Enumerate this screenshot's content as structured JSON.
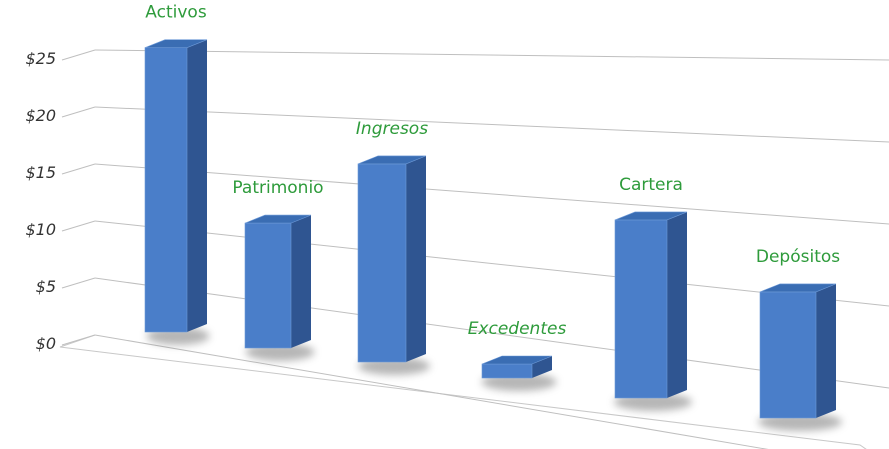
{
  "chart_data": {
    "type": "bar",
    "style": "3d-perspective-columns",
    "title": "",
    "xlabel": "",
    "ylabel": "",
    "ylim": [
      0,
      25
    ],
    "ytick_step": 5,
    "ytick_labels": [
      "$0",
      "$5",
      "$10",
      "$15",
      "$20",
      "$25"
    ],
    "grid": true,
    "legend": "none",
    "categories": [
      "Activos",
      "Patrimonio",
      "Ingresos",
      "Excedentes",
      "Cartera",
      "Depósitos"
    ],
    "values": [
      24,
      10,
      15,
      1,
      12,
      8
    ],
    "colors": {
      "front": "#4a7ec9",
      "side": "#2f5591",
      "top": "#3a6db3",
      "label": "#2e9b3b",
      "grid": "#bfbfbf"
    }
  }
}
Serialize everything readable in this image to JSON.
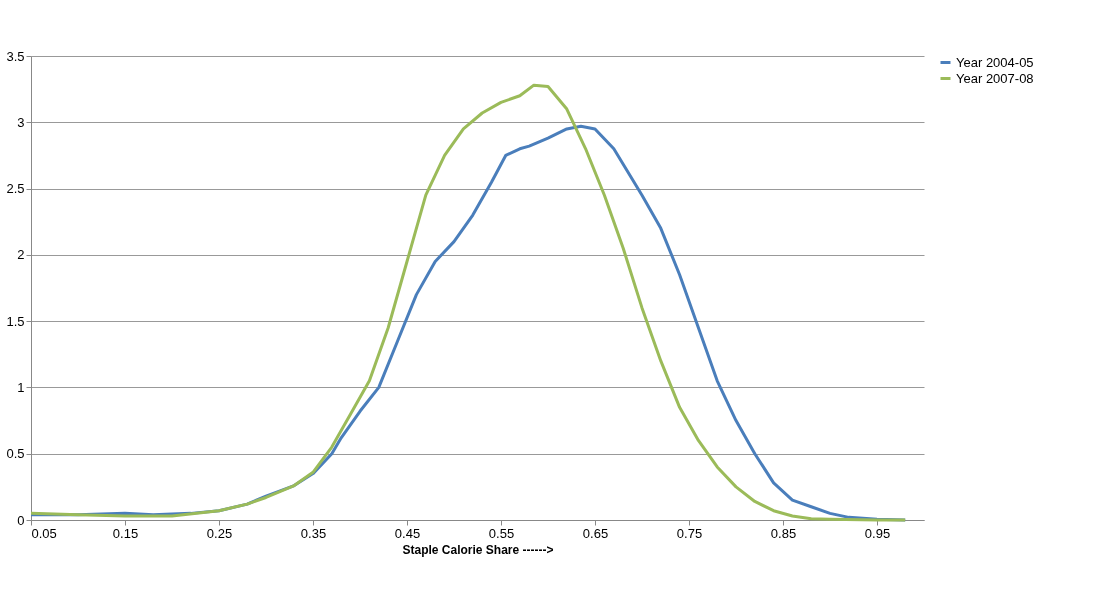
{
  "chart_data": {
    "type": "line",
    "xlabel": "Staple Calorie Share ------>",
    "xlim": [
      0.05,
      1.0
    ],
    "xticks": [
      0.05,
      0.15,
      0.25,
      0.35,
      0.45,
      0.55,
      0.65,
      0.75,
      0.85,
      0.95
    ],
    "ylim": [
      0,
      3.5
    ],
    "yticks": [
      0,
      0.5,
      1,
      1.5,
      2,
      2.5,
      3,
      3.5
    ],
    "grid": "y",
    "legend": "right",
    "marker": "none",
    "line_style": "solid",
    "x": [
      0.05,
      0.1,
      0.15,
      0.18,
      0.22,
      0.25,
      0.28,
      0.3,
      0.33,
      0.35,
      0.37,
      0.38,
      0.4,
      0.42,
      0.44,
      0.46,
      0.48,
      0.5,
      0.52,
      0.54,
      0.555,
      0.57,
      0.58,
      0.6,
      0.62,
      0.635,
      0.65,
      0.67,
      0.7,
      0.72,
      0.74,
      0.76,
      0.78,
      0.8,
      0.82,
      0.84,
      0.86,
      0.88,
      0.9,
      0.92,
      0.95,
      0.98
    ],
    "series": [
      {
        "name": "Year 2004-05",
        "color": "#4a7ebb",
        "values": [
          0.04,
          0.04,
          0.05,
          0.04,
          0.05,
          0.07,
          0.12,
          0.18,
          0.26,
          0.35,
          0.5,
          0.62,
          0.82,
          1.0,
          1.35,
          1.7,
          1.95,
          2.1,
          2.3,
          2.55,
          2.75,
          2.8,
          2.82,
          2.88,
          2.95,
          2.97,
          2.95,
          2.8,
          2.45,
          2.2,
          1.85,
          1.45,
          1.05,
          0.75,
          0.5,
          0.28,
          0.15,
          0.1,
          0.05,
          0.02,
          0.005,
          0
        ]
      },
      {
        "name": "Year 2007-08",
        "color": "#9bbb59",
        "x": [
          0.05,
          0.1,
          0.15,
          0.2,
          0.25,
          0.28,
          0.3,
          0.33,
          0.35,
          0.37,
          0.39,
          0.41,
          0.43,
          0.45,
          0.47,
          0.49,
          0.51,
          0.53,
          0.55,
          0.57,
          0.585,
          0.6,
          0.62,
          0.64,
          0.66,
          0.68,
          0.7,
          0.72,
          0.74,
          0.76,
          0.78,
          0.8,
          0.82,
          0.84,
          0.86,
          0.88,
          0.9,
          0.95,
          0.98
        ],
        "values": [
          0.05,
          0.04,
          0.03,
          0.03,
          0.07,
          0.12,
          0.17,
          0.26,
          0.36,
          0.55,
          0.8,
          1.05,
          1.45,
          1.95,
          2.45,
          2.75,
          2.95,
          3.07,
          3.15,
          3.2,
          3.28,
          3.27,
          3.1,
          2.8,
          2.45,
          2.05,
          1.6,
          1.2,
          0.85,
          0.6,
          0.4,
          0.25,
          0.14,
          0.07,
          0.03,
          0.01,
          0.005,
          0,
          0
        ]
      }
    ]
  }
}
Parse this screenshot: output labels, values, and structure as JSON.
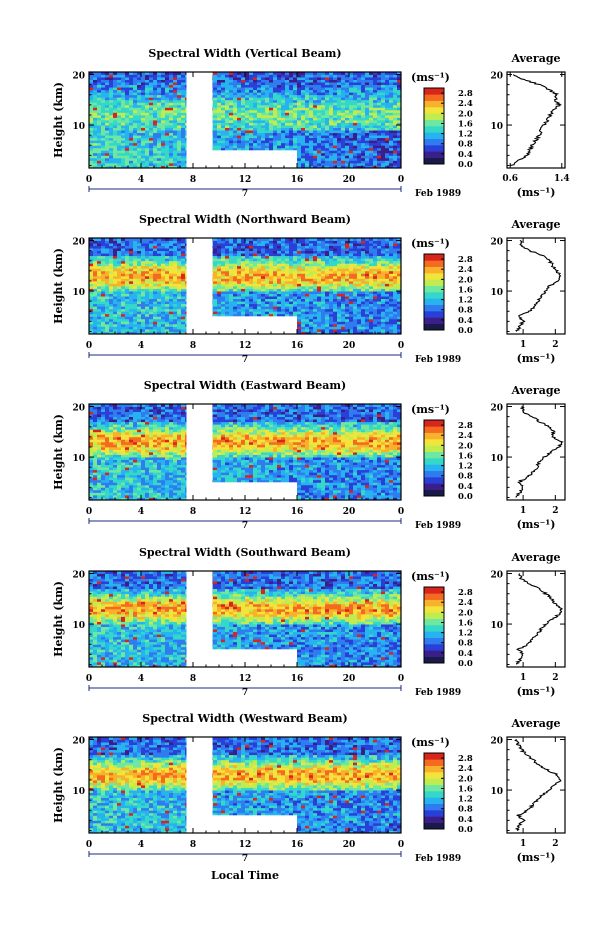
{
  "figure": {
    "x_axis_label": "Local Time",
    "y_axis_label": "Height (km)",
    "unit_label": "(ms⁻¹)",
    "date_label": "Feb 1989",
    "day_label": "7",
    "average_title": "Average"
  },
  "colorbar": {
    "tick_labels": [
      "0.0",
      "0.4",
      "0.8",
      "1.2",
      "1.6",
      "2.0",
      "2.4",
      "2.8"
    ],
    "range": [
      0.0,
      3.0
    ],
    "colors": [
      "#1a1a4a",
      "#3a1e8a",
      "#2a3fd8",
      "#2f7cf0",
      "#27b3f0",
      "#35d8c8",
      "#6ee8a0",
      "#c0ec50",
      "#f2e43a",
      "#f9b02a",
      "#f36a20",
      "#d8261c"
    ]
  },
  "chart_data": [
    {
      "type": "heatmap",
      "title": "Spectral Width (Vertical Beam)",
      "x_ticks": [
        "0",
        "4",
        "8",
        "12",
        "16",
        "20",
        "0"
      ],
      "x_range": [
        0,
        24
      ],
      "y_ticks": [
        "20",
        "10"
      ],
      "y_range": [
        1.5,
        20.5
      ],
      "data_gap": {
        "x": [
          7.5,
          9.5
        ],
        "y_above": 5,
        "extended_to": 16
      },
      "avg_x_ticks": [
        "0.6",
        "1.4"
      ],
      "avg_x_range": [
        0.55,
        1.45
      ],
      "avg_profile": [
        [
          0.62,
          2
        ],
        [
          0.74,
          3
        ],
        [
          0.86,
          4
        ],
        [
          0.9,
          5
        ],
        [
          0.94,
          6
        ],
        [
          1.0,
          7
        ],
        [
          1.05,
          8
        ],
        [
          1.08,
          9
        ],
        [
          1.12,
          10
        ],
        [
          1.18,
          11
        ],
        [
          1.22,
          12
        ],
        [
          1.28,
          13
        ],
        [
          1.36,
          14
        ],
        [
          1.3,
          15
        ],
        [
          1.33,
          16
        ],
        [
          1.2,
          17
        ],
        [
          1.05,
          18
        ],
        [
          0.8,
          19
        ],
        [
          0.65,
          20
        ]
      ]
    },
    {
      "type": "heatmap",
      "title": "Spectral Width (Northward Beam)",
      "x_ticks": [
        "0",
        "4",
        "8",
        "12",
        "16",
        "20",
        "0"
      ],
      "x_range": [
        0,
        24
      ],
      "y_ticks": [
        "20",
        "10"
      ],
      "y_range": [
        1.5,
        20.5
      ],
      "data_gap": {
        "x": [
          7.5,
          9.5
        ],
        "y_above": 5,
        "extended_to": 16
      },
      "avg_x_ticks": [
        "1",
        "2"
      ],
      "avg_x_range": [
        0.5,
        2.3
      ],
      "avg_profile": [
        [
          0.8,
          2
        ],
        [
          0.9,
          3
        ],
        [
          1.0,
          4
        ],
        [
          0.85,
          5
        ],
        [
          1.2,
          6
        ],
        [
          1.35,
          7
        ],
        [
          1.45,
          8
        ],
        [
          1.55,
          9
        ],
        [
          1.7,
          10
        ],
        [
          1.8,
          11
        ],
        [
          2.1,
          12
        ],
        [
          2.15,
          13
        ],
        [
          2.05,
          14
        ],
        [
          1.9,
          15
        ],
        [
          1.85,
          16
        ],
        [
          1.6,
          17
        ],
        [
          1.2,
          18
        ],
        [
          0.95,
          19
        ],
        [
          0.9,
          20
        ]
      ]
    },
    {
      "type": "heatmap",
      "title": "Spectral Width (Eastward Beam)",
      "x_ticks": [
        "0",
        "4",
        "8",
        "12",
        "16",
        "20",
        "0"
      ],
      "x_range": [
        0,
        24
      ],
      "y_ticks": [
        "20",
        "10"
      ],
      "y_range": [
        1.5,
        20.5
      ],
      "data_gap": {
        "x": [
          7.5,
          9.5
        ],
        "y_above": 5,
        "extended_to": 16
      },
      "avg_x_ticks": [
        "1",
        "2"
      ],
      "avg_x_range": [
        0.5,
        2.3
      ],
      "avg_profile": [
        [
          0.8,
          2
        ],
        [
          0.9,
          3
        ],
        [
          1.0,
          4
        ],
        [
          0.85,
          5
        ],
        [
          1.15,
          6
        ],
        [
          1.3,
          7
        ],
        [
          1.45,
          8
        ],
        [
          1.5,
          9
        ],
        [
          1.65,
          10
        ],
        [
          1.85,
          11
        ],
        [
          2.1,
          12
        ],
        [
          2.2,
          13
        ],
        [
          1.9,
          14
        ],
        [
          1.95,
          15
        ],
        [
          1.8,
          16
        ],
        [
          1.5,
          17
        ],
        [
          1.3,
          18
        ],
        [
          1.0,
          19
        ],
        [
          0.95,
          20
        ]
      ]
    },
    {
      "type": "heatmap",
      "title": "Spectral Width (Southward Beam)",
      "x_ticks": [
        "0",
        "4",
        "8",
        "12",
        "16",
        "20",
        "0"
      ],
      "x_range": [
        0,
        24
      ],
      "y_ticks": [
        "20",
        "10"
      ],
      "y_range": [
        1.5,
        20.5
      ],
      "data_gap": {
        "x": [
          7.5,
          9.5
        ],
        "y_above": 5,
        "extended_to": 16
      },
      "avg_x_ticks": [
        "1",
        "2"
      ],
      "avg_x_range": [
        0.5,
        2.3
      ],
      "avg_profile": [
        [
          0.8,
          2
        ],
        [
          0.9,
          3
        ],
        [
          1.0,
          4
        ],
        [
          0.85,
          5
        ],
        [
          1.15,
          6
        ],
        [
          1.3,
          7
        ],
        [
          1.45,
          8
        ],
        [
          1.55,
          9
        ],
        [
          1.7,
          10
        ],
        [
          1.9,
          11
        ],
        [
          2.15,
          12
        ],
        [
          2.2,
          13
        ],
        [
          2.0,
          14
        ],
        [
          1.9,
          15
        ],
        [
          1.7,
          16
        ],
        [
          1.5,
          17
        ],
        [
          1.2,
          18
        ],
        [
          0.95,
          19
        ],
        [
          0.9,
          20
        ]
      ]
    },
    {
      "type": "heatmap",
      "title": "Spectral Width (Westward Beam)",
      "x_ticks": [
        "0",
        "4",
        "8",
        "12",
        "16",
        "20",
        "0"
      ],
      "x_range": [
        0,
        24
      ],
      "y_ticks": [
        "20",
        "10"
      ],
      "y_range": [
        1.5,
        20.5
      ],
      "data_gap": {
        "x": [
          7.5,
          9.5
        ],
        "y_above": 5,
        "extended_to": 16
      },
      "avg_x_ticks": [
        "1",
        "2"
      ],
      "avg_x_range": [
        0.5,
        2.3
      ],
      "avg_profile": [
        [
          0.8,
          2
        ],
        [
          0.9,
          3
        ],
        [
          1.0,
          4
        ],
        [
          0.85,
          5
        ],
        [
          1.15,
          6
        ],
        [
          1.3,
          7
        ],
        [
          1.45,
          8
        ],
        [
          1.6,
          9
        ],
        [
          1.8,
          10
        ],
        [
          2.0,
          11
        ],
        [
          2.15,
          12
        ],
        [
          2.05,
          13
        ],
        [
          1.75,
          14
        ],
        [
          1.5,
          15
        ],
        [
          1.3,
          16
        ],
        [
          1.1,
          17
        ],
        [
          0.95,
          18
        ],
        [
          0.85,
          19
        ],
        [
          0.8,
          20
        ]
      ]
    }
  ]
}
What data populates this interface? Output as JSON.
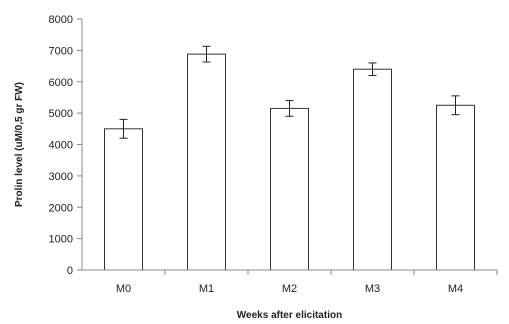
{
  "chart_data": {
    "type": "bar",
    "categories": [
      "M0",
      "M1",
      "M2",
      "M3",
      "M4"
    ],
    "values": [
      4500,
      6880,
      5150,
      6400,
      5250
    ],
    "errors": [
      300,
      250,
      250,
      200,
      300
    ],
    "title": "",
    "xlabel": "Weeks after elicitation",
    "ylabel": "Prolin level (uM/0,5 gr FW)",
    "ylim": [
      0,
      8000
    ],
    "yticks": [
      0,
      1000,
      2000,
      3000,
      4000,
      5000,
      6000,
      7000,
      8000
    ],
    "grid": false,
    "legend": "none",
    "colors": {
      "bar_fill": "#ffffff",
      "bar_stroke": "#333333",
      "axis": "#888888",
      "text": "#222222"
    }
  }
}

□ □ □

- [WRITTEN REQUEST]
For each line of the entries that includes "grid", show that line.

- [RESULT]
    "grid": true,
      "grid": "#bfbfbf"
    "grid": "y",
    "grid": false,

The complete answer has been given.